··· EXCERPTED PASSAGE

In 1922, Chagas described the clinical characteristics of 62 patients with chronic Chagas heart disease studied from 1910 to 1921. Fifty patients (80%) had concomitant goiter, which might account, at least in part, for the fact that Chagas ascribed the same etiology to both conditions. A recent historical reappraisal suggests a relationship between both conditions.12 Palpitations and dyspnea were the most frequent complaints, and dysrhythmias, cardiac enlargement, and splitting of the second heart sound were frequently detected upon physical examination.

The cause of arrhythmias detected on physical examination by Jacquet's polygraph was PVC in 32 patients (51%), and atrioventricular AV block (second or third degree) in 20 (32%). In a time where serological reaction was not routinely available, such abnormalities in physical examination led Chagas to suggest their presence as a useful tool for the diagnosis of chronic Chagas heart disease. Heart failure was detected in 26 patients (42%). There were 16 deaths (16%); 50% of which were sudden. Of the sudden death cases, four were associated with advanced AV block. Thus, by 1922, Chagas had fully characterized the clinical and the morphological aspects of chronic Chagas heart disease.13

In 1928, with the availability of chest X-ray, Chagas could show a marked enlargement of the cardiac silhouette in a patient with only mild pedal edema, reinforcing the hallmark characteristic of heart failure in areas where the disease was endemic. Furthermore, Chagas provided histological pictures of patients with this condition for the first time, clearly showing the importance of inflammation and fibrosis in the myocardial and conductive tissue in the pathogenesis of chronic Chagas heart disease.14

In 1930, Evandro Chagas (Carlos Chagas' son) suggested the presence of right bundle branch block, which would be frequently diagnosed in patients with chronic Chagas heart disease in the following years, and that this intraventricular conduction disturbance could be associated with unfavorable prognosis in patients with the cardiac form of American Trypanosomiasis.15 Also in 1930, by using a serological reaction to confirm the diagnosis, Villela16 reported several patients with chronic Chagas heart disease in Belo Horizonte, Brazil, which was far from Lassance, the place where Chagas described the disease, thus suggesting that the disease could have a great epidemiological impact.

In 1931, Evandro Chagas documented the relentless progress of chronic Chagas heart disease with the use of the 3-lead ECG and chest X-ray, as Chagas had repeatedly stated based on clinical grounds. In 1934, taking into account the clinical course of the disease together with the histological abnormalities mentioned earlier, Chagas raised the possibility of an autoimmune mechanism in the pathogenesis of chronic Chagas heart disease.17

Thus, by 1934, Chagas had described the clinical picture with its peculiarities, including the presence of cardiac rhythm abnormalities to raise diagnostic suspicion, electrocardiographic abnormalities using Jacquet's polygraph, radiological features, detailed anatomopathological aspects, and possible pathogenetic mechanism of chronic Chagas heart disease. Apart from that, he had also described the etiology, vector, and reservoir of Chagas disease. The relentless progressive characteristic of the disease and its ominous prognosis were also apparent. Undoubtedly, it was the best that a scientist could do at that time.

······
··· RECORD EXTRACTS

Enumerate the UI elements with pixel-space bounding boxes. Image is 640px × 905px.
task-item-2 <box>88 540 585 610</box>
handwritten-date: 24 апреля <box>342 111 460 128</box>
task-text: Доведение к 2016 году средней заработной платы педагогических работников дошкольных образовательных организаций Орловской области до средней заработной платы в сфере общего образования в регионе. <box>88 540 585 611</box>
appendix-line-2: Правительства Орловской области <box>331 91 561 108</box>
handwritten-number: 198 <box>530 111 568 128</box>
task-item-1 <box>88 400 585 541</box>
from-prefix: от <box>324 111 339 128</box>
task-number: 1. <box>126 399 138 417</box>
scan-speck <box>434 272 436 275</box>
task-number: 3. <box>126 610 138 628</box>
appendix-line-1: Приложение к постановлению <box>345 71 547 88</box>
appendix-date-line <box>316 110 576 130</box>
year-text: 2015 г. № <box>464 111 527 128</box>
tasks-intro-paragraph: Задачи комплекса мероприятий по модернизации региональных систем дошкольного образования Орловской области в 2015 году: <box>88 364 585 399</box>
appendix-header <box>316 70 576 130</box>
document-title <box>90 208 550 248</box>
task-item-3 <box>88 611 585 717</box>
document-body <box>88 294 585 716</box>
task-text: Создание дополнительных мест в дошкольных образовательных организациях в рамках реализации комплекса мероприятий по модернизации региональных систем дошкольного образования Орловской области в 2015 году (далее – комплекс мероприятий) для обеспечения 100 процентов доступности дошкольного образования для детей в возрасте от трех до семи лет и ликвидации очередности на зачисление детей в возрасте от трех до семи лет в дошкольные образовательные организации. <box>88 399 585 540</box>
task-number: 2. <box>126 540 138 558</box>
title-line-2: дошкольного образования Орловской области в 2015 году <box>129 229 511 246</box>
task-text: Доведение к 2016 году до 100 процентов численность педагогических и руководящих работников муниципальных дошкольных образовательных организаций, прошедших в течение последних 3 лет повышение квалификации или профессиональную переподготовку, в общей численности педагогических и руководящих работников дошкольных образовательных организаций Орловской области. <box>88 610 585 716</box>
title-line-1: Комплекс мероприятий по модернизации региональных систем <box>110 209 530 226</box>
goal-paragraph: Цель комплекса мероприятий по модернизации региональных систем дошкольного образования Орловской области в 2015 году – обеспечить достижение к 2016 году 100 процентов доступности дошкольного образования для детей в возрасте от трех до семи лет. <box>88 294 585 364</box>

······

◆ YOUR TASK
Continue the passage on the early history of Chagas heart disease, picking up right after its final sentence.

◆ ANSWER TO THIS EXERCISE
Forgetting a potential tragedy

In view of Carlos Chagas' work depreciation in Brazil and in Argentina, mainly at the School of Medicine of Rio de Janeiro, Oswaldo Cruz Institute, National Academy of Medicine,4 and Medical and Surgery Society of Rio de Janeiro,18 Chagas disease fell into oblivion of the medical profession following Chagas' death in 1934. It was no longer taught in medical schools.19 As a result, it was rarely diagnosed.20

The chronic phase of the disease started to be routinely diagnosed through serological reactions.21 By 1935, Chagas disease had already been recognized in at least four states of Brazil. In addition, the disease had also been detected in seven countries in Latin America, specially in Argentina.

The disease regains credit in Brazil (1940-1945)

An important point in the construction of the clinical knowledge of chronic Chagas heart disease was the widespread use of the fixation complement test to make the serological diagnosis of the chronic disease. It was first reported by Guerreiro and Machado in 1913, but was considered impractical for widespread use for technical reasons.22 In 1936, Kelser23 modified the original fixation-complement reaction using antigens from artificial cultures of T.cruzi, which made it more stable. This made such reaction be used routinely in the diagnosis of chronic Chagas disease.23 Therefore, based on the clinical picture made up by Carlos Chagas years before, particularly in the presence of severe arrhythmias in young people originated from endemic areas, physicians started suspecting of chronic Chagas heart disease in several parts of Brazil, using either the xenodiagnosis or the serological reaction to confirm the diagnosis of this condition.

The Bambui period (1945-1956)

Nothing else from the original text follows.